Lines from a data collection
▬▬▬
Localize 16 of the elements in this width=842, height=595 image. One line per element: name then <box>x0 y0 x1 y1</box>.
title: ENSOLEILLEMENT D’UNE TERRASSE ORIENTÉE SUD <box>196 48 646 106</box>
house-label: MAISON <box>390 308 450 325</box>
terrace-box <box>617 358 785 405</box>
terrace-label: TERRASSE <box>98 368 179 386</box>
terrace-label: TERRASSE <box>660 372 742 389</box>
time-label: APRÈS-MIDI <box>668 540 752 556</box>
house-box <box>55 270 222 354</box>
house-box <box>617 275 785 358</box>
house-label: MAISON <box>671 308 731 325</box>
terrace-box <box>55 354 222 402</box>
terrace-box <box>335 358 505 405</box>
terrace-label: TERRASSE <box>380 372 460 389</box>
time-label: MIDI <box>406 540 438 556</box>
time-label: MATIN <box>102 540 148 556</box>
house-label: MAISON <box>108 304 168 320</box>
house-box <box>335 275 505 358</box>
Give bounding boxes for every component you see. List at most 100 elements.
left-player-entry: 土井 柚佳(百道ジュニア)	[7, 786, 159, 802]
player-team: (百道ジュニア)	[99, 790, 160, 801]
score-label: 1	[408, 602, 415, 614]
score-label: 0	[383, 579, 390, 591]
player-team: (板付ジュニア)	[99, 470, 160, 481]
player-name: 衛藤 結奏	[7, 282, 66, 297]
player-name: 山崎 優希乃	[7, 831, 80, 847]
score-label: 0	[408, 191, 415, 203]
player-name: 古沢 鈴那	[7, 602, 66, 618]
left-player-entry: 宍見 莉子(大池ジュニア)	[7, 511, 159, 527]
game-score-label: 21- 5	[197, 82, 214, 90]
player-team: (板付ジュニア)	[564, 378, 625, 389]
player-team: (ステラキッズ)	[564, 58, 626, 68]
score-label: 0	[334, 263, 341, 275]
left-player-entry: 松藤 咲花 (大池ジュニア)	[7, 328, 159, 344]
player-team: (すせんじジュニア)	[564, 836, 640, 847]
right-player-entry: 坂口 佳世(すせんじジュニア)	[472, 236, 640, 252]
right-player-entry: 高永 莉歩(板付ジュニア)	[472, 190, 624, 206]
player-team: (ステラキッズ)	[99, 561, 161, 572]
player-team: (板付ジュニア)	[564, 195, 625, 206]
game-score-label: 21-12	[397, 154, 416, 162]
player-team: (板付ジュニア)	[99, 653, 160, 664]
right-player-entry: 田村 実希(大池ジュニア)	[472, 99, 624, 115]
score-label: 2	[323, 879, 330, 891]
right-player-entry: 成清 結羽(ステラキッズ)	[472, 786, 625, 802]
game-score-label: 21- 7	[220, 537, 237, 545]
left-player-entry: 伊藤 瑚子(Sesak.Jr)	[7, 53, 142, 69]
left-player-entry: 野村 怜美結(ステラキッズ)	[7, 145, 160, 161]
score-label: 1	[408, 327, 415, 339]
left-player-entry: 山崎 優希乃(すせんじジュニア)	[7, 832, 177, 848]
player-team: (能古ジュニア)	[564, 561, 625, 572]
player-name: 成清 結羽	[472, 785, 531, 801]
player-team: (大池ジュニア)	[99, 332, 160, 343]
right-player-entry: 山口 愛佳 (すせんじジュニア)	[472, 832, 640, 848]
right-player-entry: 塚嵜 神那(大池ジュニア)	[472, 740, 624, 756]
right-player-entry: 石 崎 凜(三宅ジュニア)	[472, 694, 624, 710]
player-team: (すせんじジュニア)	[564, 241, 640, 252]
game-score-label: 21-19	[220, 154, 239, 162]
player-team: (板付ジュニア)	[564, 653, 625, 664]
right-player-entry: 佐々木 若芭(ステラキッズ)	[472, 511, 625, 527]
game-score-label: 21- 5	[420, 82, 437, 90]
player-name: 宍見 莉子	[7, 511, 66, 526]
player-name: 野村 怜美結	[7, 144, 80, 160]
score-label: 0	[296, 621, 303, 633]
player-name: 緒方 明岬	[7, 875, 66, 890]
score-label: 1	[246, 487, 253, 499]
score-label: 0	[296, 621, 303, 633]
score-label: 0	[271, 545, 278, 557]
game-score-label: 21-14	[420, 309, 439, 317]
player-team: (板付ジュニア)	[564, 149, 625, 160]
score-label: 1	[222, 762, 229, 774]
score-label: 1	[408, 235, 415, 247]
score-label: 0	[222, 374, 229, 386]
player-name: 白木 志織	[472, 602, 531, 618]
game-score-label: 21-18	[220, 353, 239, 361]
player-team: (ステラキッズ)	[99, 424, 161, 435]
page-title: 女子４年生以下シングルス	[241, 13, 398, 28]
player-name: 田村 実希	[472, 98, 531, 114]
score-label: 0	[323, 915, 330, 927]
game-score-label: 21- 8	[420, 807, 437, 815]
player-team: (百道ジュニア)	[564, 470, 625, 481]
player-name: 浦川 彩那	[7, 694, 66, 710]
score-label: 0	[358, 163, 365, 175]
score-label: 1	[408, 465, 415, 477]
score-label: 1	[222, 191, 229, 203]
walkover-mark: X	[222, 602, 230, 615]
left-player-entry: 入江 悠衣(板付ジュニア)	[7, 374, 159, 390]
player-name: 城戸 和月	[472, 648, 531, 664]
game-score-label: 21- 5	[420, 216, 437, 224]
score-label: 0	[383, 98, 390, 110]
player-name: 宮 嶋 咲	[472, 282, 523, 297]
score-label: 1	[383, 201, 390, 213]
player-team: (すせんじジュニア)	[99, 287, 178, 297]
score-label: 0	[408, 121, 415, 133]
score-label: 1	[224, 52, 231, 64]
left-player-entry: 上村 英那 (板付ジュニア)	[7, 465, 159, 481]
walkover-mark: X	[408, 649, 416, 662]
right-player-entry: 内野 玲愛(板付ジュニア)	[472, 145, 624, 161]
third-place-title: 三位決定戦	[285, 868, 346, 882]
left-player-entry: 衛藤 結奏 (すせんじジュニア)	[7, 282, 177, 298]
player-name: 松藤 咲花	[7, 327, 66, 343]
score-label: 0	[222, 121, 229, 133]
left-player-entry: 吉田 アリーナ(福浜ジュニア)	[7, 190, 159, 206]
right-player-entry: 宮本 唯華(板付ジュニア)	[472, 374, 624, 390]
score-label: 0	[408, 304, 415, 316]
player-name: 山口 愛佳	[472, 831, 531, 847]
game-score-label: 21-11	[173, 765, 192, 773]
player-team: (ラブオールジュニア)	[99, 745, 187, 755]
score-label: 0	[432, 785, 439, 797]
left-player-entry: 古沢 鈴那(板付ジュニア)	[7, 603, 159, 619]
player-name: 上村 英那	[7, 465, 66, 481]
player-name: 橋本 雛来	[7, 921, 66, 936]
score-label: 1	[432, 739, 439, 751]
▬▬▬
* Task goal
Edit all of the lines above by replacing "component" with "item", keeping everything else the same.

* Written answer
Localize 16 of the elements in this width=842, height=595 image. One line per element: name then <box>x0 y0 x1 y1</box>.
title: ENSOLEILLEMENT D’UNE TERRASSE ORIENTÉE SUD <box>196 48 646 106</box>
house-label: MAISON <box>390 308 450 325</box>
terrace-box <box>617 358 785 405</box>
terrace-label: TERRASSE <box>98 368 179 386</box>
terrace-label: TERRASSE <box>660 372 742 389</box>
time-label: APRÈS-MIDI <box>668 540 752 556</box>
house-box <box>55 270 222 354</box>
house-box <box>617 275 785 358</box>
house-label: MAISON <box>671 308 731 325</box>
terrace-box <box>55 354 222 402</box>
terrace-box <box>335 358 505 405</box>
terrace-label: TERRASSE <box>380 372 460 389</box>
time-label: MIDI <box>406 540 438 556</box>
time-label: MATIN <box>102 540 148 556</box>
house-label: MAISON <box>108 304 168 320</box>
house-box <box>335 275 505 358</box>
Give bounding boxes for every item you see. List at most 100 elements.
left-player-entry: 土井 柚佳(百道ジュニア)	[7, 786, 159, 802]
player-team: (百道ジュニア)	[99, 790, 160, 801]
score-label: 1	[408, 602, 415, 614]
score-label: 0	[383, 579, 390, 591]
player-team: (板付ジュニア)	[99, 470, 160, 481]
player-name: 衛藤 結奏	[7, 282, 66, 297]
player-name: 山崎 優希乃	[7, 831, 80, 847]
score-label: 0	[408, 191, 415, 203]
player-name: 古沢 鈴那	[7, 602, 66, 618]
left-player-entry: 宍見 莉子(大池ジュニア)	[7, 511, 159, 527]
game-score-label: 21- 5	[197, 82, 214, 90]
player-team: (板付ジュニア)	[564, 378, 625, 389]
player-team: (ステラキッズ)	[564, 58, 626, 68]
score-label: 0	[334, 263, 341, 275]
left-player-entry: 松藤 咲花 (大池ジュニア)	[7, 328, 159, 344]
player-team: (すせんじジュニア)	[564, 836, 640, 847]
right-player-entry: 坂口 佳世(すせんじジュニア)	[472, 236, 640, 252]
right-player-entry: 高永 莉歩(板付ジュニア)	[472, 190, 624, 206]
player-team: (ステラキッズ)	[99, 561, 161, 572]
player-team: (板付ジュニア)	[564, 195, 625, 206]
game-score-label: 21-12	[397, 154, 416, 162]
player-team: (板付ジュニア)	[99, 653, 160, 664]
right-player-entry: 田村 実希(大池ジュニア)	[472, 99, 624, 115]
score-label: 2	[323, 879, 330, 891]
right-player-entry: 成清 結羽(ステラキッズ)	[472, 786, 625, 802]
game-score-label: 21- 7	[220, 537, 237, 545]
left-player-entry: 伊藤 瑚子(Sesak.Jr)	[7, 53, 142, 69]
left-player-entry: 野村 怜美結(ステラキッズ)	[7, 145, 160, 161]
score-label: 1	[408, 327, 415, 339]
left-player-entry: 山崎 優希乃(すせんじジュニア)	[7, 832, 177, 848]
player-team: (能古ジュニア)	[564, 561, 625, 572]
player-name: 成清 結羽	[472, 785, 531, 801]
player-team: (大池ジュニア)	[99, 332, 160, 343]
right-player-entry: 山口 愛佳 (すせんじジュニア)	[472, 832, 640, 848]
right-player-entry: 塚嵜 神那(大池ジュニア)	[472, 740, 624, 756]
right-player-entry: 石 崎 凜(三宅ジュニア)	[472, 694, 624, 710]
player-team: (すせんじジュニア)	[564, 241, 640, 252]
game-score-label: 21-19	[220, 154, 239, 162]
player-team: (板付ジュニア)	[564, 653, 625, 664]
right-player-entry: 佐々木 若芭(ステラキッズ)	[472, 511, 625, 527]
game-score-label: 21- 5	[420, 82, 437, 90]
player-name: 宍見 莉子	[7, 511, 66, 526]
player-name: 野村 怜美結	[7, 144, 80, 160]
score-label: 0	[296, 621, 303, 633]
player-name: 緒方 明岬	[7, 875, 66, 890]
score-label: 1	[246, 487, 253, 499]
score-label: 0	[296, 621, 303, 633]
score-label: 0	[271, 545, 278, 557]
game-score-label: 21-14	[420, 309, 439, 317]
player-team: (板付ジュニア)	[564, 149, 625, 160]
score-label: 1	[222, 762, 229, 774]
score-label: 1	[408, 235, 415, 247]
score-label: 0	[222, 374, 229, 386]
player-name: 白木 志織	[472, 602, 531, 618]
game-score-label: 21-18	[220, 353, 239, 361]
player-team: (ステラキッズ)	[99, 424, 161, 435]
page-title: 女子４年生以下シングルス	[241, 13, 398, 28]
player-name: 田村 実希	[472, 98, 531, 114]
score-label: 0	[323, 915, 330, 927]
game-score-label: 21- 8	[420, 807, 437, 815]
player-team: (百道ジュニア)	[564, 470, 625, 481]
player-name: 浦川 彩那	[7, 694, 66, 710]
score-label: 0	[358, 163, 365, 175]
score-label: 1	[408, 465, 415, 477]
score-label: 1	[222, 191, 229, 203]
walkover-mark: X	[222, 602, 230, 615]
left-player-entry: 入江 悠衣(板付ジュニア)	[7, 374, 159, 390]
player-name: 城戸 和月	[472, 648, 531, 664]
game-score-label: 21- 5	[420, 216, 437, 224]
score-label: 0	[383, 98, 390, 110]
player-name: 宮 嶋 咲	[472, 282, 523, 297]
score-label: 1	[383, 201, 390, 213]
player-team: (すせんじジュニア)	[99, 287, 178, 297]
score-label: 0	[408, 121, 415, 133]
score-label: 1	[224, 52, 231, 64]
left-player-entry: 上村 英那 (板付ジュニア)	[7, 465, 159, 481]
walkover-mark: X	[408, 649, 416, 662]
right-player-entry: 内野 玲愛(板付ジュニア)	[472, 145, 624, 161]
third-place-title: 三位決定戦	[285, 868, 346, 882]
left-player-entry: 衛藤 結奏 (すせんじジュニア)	[7, 282, 177, 298]
player-name: 松藤 咲花	[7, 327, 66, 343]
score-label: 0	[222, 121, 229, 133]
left-player-entry: 吉田 アリーナ(福浜ジュニア)	[7, 190, 159, 206]
right-player-entry: 宮本 唯華(板付ジュニア)	[472, 374, 624, 390]
score-label: 0	[408, 304, 415, 316]
player-name: 山口 愛佳	[472, 831, 531, 847]
game-score-label: 21-11	[173, 765, 192, 773]
player-team: (ラブオールジュニア)	[99, 745, 187, 755]
score-label: 0	[432, 785, 439, 797]
left-player-entry: 古沢 鈴那(板付ジュニア)	[7, 603, 159, 619]
player-name: 上村 英那	[7, 465, 66, 481]
player-name: 橋本 雛来	[7, 921, 66, 936]
score-label: 1	[432, 739, 439, 751]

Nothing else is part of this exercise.